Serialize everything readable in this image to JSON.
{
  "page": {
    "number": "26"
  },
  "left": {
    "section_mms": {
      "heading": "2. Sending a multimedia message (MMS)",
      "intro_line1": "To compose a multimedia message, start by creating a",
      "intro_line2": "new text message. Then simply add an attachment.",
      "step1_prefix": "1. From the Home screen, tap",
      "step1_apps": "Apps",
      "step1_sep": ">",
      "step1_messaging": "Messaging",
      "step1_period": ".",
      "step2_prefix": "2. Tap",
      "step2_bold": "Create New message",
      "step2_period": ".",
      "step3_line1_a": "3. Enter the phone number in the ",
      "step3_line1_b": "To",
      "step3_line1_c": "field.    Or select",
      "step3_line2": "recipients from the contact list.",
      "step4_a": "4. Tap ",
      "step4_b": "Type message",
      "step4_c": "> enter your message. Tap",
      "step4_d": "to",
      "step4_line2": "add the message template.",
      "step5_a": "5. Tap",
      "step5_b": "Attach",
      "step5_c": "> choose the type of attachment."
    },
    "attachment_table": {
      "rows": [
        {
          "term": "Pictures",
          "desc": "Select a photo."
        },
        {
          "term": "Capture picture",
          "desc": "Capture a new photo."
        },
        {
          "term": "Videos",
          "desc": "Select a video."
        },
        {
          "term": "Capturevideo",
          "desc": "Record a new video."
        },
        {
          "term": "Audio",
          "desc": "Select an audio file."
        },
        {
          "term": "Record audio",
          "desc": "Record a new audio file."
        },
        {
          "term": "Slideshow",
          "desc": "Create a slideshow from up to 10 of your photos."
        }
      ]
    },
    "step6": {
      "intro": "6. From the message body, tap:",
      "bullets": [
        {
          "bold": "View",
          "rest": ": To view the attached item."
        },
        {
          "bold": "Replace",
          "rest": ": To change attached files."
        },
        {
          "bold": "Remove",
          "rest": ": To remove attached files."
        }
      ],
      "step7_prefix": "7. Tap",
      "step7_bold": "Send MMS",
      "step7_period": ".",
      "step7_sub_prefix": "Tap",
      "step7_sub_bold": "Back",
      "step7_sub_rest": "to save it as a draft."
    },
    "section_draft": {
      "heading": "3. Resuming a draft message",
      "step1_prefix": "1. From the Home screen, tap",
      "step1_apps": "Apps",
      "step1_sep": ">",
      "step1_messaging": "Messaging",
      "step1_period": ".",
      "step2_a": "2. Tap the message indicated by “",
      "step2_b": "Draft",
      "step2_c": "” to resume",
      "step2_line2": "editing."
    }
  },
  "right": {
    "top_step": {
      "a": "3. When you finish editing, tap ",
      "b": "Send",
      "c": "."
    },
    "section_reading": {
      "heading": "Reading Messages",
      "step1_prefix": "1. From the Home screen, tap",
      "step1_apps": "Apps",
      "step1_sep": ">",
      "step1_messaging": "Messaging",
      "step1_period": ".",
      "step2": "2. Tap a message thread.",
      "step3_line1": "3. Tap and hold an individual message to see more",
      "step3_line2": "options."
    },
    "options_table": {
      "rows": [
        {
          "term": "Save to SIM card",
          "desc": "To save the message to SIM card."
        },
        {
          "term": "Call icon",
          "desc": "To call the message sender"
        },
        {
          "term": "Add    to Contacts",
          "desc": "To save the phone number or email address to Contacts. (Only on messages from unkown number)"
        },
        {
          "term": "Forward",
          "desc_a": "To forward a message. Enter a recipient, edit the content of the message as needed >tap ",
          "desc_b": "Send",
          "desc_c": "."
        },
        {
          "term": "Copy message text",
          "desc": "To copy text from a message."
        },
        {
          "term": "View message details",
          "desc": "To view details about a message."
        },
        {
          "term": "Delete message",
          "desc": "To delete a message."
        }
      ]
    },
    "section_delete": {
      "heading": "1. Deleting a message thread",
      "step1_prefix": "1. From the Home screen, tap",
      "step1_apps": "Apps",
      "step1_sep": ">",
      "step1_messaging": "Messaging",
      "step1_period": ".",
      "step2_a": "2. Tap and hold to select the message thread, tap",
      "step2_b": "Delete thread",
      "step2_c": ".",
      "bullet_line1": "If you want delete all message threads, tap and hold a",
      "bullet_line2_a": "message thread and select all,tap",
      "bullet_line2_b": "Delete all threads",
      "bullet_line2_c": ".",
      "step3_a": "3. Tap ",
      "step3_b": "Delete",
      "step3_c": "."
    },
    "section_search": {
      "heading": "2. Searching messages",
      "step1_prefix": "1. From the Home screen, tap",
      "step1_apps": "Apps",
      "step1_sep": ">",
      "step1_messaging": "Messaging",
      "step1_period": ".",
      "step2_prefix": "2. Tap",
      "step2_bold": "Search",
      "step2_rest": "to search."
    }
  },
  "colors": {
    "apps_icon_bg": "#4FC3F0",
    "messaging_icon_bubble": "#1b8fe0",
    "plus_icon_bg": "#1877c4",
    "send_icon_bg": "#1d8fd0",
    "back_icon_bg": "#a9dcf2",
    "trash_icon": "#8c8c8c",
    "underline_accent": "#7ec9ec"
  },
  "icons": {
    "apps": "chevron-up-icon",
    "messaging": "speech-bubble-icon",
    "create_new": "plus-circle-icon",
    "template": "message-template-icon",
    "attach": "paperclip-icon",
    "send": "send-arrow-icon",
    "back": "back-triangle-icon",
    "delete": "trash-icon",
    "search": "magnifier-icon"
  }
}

**STATED EXERCISE**
Find how many lines of the entries contain "your". Respond with the number only.

**EXERCISE SOLUTION**
2